Start of PROVIDED RECORDS
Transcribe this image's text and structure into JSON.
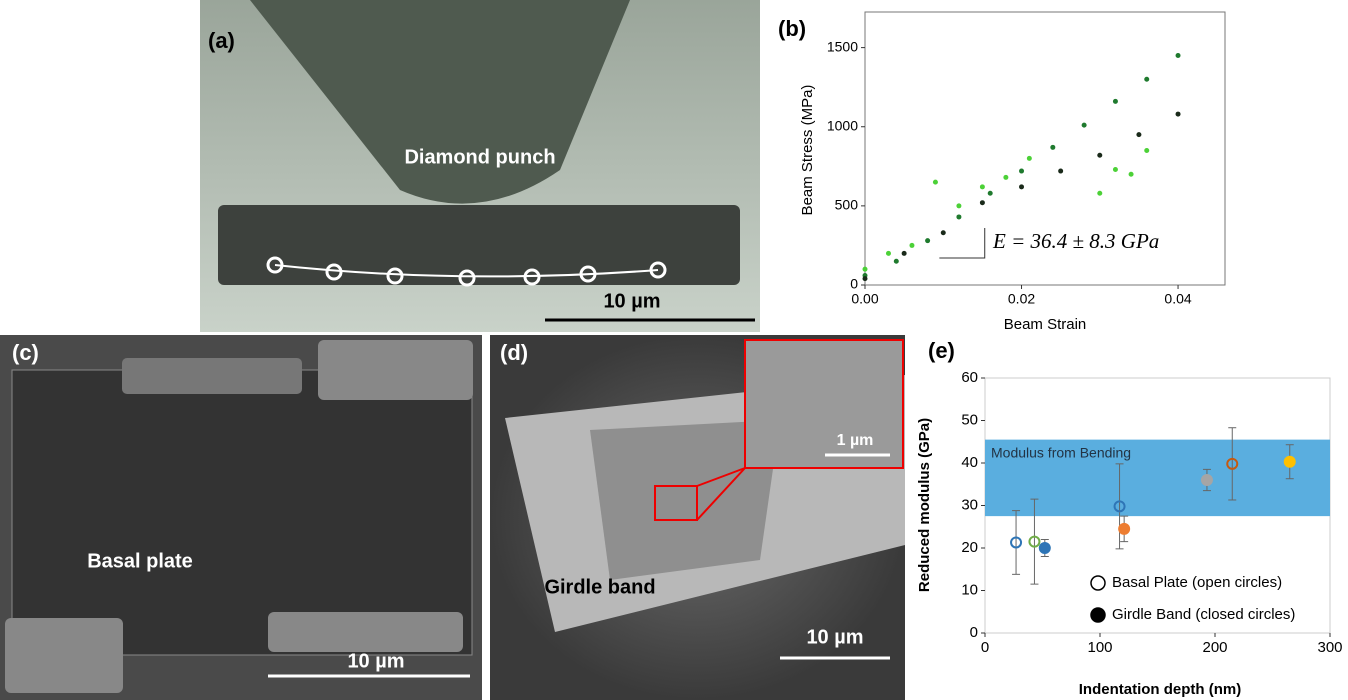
{
  "panels": {
    "a": {
      "label": "(a)",
      "caption": "Diamond punch",
      "scale": "10 µm"
    },
    "c": {
      "label": "(c)",
      "caption": "Basal plate",
      "scale": "10 µm"
    },
    "d": {
      "label": "(d)",
      "caption": "Girdle band",
      "scale": "10 µm",
      "inset_scale": "1 µm"
    }
  },
  "chart_data": [
    {
      "type": "scatter",
      "panel_label": "(b)",
      "x_label": "Beam Strain",
      "y_label": "Beam Stress (MPa)",
      "annotation": "E = 36.4 ± 8.3 GPa",
      "xlim": [
        0,
        0.046
      ],
      "ylim": [
        0,
        1725
      ],
      "xticks": [
        {
          "value": 0,
          "label": "0.00"
        },
        {
          "value": 0.02,
          "label": "0.02"
        },
        {
          "value": 0.04,
          "label": "0.04"
        }
      ],
      "yticks": [
        0,
        500,
        1000,
        1500
      ],
      "series": [
        {
          "color": "#1f7a2e",
          "x": [
            0,
            0.004,
            0.008,
            0.012,
            0.016,
            0.02,
            0.024,
            0.028,
            0.032,
            0.036,
            0.04
          ],
          "values": [
            60,
            150,
            280,
            430,
            580,
            720,
            870,
            1010,
            1160,
            1300,
            1450
          ]
        },
        {
          "color": "#1a2a1a",
          "x": [
            0,
            0.005,
            0.01,
            0.015,
            0.02,
            0.025,
            0.03,
            0.035,
            0.04
          ],
          "values": [
            40,
            200,
            330,
            520,
            620,
            720,
            820,
            950,
            1080
          ]
        },
        {
          "color": "#4cd137",
          "x": [
            0,
            0.003,
            0.006,
            0.009,
            0.012,
            0.015,
            0.018,
            0.021,
            0.03,
            0.032,
            0.034,
            0.036
          ],
          "values": [
            100,
            200,
            250,
            650,
            500,
            620,
            680,
            800,
            580,
            730,
            700,
            850
          ]
        }
      ]
    },
    {
      "type": "errorbar",
      "panel_label": "(e)",
      "x_label": "Indentation depth (nm)",
      "y_label": "Reduced modulus (GPa)",
      "xlim": [
        0,
        300
      ],
      "ylim": [
        0,
        60
      ],
      "xticks": [
        0,
        100,
        200,
        300
      ],
      "yticks": [
        0,
        10,
        20,
        30,
        40,
        50,
        60
      ],
      "band": {
        "from": 27.5,
        "to": 45.5,
        "label": "Modulus from Bending",
        "color": "#5aaedf"
      },
      "series": [
        {
          "name": "Basal Plate (open circles)",
          "marker": "open",
          "x": [
            27,
            43,
            117,
            215
          ],
          "values": [
            21.3,
            21.5,
            29.8,
            39.8
          ],
          "errors": [
            7.5,
            10,
            10,
            8.5
          ],
          "colors": [
            "#2e75b6",
            "#70ad47",
            "#2e75b6",
            "#c55a11"
          ]
        },
        {
          "name": "Girdle Band (closed circles)",
          "marker": "closed",
          "x": [
            52,
            121,
            193,
            265
          ],
          "values": [
            20,
            24.5,
            36,
            40.3
          ],
          "errors": [
            2,
            3,
            2.5,
            4
          ],
          "colors": [
            "#2e75b6",
            "#ed7d31",
            "#a5a5a5",
            "#ffc000"
          ]
        }
      ]
    }
  ]
}
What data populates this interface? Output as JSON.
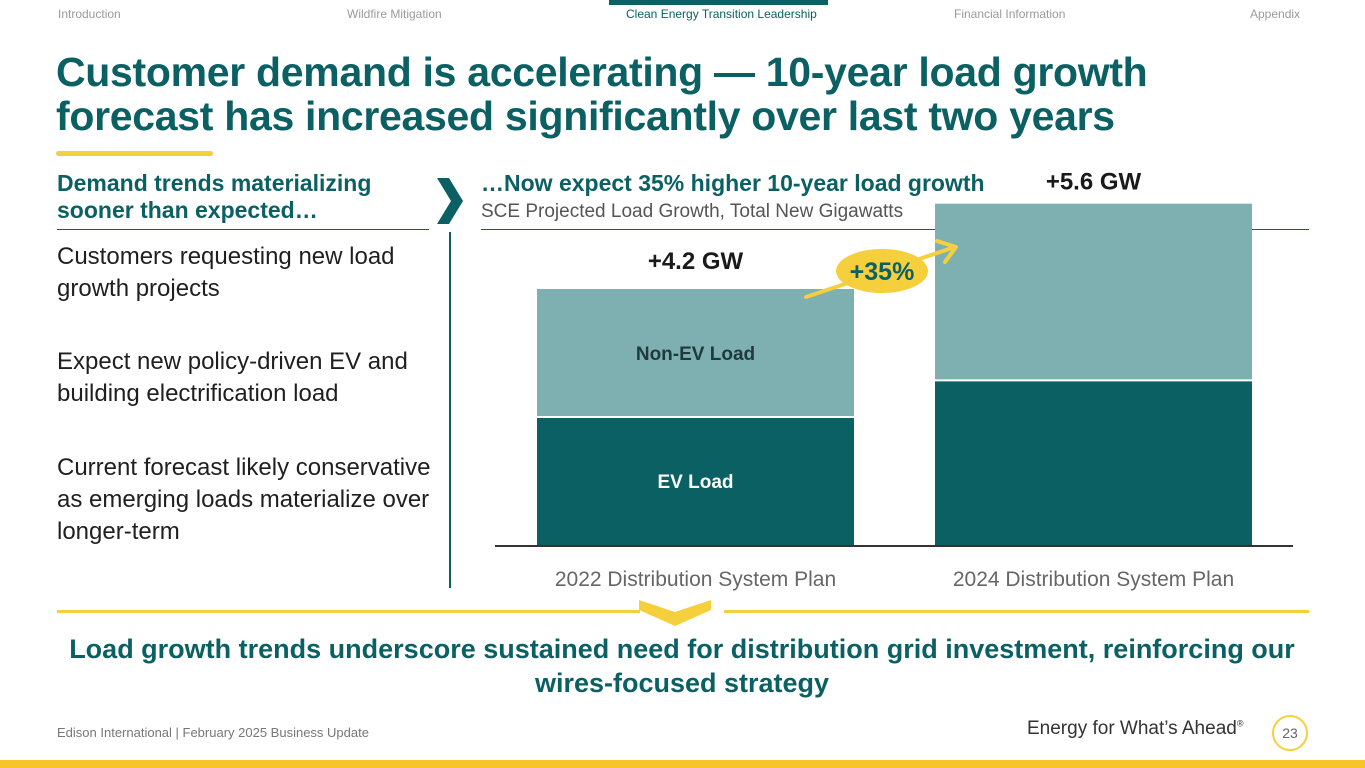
{
  "nav": {
    "items": [
      "Introduction",
      "Wildfire Mitigation",
      "Clean Energy Transition Leadership",
      "Financial Information",
      "Appendix"
    ],
    "active_index": 2
  },
  "title": "Customer demand is accelerating — 10-year load growth forecast has increased significantly over last two years",
  "left": {
    "heading": "Demand trends materializing sooner than expected…",
    "bullets": [
      "Customers requesting new load growth projects",
      "Expect new policy-driven EV and building electrification load",
      "Current forecast likely conservative as emerging loads materialize over longer-term"
    ]
  },
  "right": {
    "heading": "…Now expect 35% higher 10-year load growth",
    "subheading": "SCE Projected Load Growth, Total New Gigawatts"
  },
  "chart_data": {
    "type": "bar",
    "stacked": true,
    "categories": [
      "2022 Distribution System Plan",
      "2024 Distribution System Plan"
    ],
    "series": [
      {
        "name": "EV Load",
        "values": [
          2.1,
          2.7
        ],
        "color": "#0b6064"
      },
      {
        "name": "Non-EV Load",
        "values": [
          2.1,
          2.9
        ],
        "color": "#7fb0b1"
      }
    ],
    "totals": [
      4.2,
      5.6
    ],
    "total_labels": [
      "+4.2 GW",
      "+5.6 GW"
    ],
    "growth_callout": "+35%",
    "ylim": [
      0,
      6.0
    ],
    "grid": false,
    "legend": "none (series labels inside first bar)"
  },
  "takeaway": "Load growth trends underscore sustained need for distribution grid investment, reinforcing our wires-focused strategy",
  "footer": {
    "left": "Edison International |  February 2025 Business Update",
    "tagline": "Energy for What’s Ahead",
    "tagline_mark": "®",
    "page": "23"
  },
  "colors": {
    "brand_teal": "#0b6064",
    "light_teal": "#7fb0b1",
    "accent_yellow": "#f6cf3c"
  }
}
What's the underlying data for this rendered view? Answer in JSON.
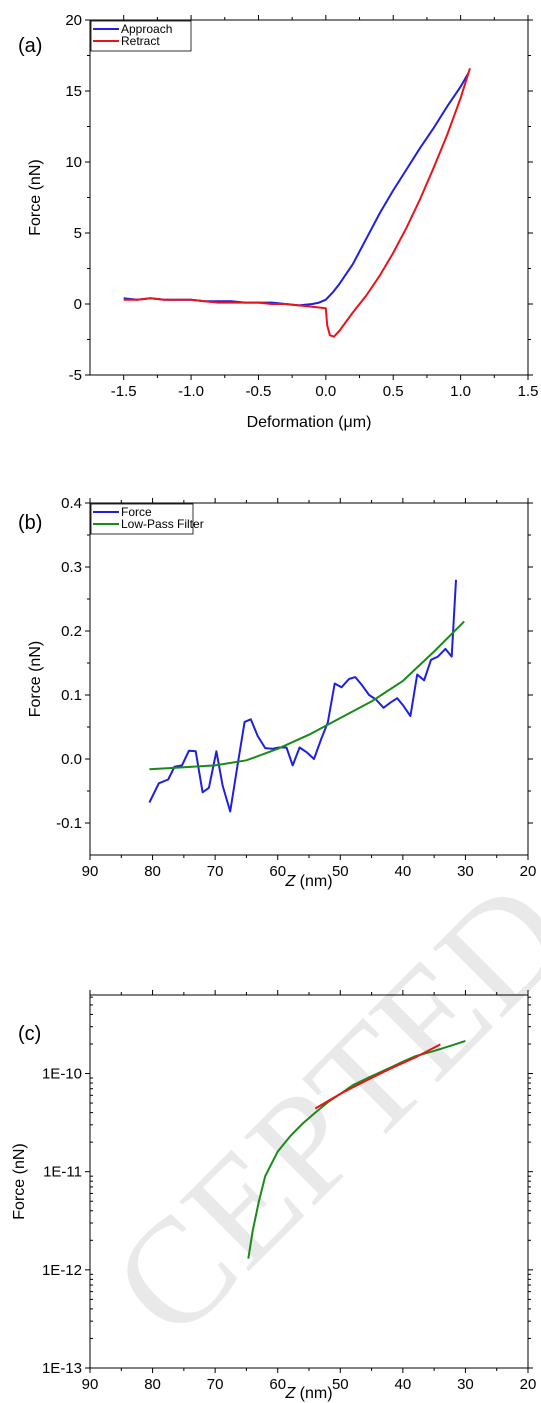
End of PROVIDED RECORDS
EXERCISE DIRECTIONS
Give only the number of lines in the preceding material that contain the string "grid".

SOLUTION BELOW
2